> _What you will do_
Provide the records once more, identical to the original.

(Records contained in a dataset)
——

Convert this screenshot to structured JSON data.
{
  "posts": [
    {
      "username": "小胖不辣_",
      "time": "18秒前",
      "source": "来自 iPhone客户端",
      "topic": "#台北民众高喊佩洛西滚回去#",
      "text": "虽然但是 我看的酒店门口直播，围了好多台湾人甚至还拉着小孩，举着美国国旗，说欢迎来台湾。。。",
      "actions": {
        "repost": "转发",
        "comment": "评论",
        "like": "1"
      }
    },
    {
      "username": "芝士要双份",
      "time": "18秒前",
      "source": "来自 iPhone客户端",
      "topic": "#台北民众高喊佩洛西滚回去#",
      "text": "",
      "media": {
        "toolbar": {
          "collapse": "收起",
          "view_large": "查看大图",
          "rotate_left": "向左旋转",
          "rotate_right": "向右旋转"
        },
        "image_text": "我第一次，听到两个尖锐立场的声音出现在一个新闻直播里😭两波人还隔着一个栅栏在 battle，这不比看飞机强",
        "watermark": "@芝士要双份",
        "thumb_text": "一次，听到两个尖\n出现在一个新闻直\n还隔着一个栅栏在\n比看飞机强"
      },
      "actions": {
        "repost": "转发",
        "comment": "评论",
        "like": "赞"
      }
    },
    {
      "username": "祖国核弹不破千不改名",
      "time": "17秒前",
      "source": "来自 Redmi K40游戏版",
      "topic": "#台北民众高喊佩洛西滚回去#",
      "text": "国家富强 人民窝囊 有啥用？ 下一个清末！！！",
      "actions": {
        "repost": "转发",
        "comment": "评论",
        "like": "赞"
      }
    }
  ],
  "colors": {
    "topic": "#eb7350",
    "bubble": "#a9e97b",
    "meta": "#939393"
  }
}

——

> _Response below_
Convert this screenshot to structured JSON data.
{
  "posts": [
    {
      "username": "小胖不辣_",
      "time": "18秒前",
      "source": "来自 iPhone客户端",
      "topic": "#台北民众高喊佩洛西滚回去#",
      "text": "虽然但是 我看的酒店门口直播，围了好多台湾人甚至还拉着小孩，举着美国国旗，说欢迎来台湾。。。",
      "actions": {
        "repost": "转发",
        "comment": "评论",
        "like": "1"
      }
    },
    {
      "username": "芝士要双份",
      "time": "18秒前",
      "source": "来自 iPhone客户端",
      "topic": "#台北民众高喊佩洛西滚回去#",
      "text": "",
      "media": {
        "toolbar": {
          "collapse": "收起",
          "view_large": "查看大图",
          "rotate_left": "向左旋转",
          "rotate_right": "向右旋转"
        },
        "image_text": "我第一次，听到两个尖锐立场的声音出现在一个新闻直播里😭两波人还隔着一个栅栏在 battle，这不比看飞机强",
        "watermark": "@芝士要双份",
        "thumb_text": "一次，听到两个尖\n出现在一个新闻直\n还隔着一个栅栏在\n比看飞机强"
      },
      "actions": {
        "repost": "转发",
        "comment": "评论",
        "like": "赞"
      }
    },
    {
      "username": "祖国核弹不破千不改名",
      "time": "17秒前",
      "source": "来自 Redmi K40游戏版",
      "topic": "#台北民众高喊佩洛西滚回去#",
      "text": "国家富强 人民窝囊 有啥用？ 下一个清末！！！",
      "actions": {
        "repost": "转发",
        "comment": "评论",
        "like": "赞"
      }
    }
  ],
  "colors": {
    "topic": "#eb7350",
    "bubble": "#a9e97b",
    "meta": "#939393"
  }
}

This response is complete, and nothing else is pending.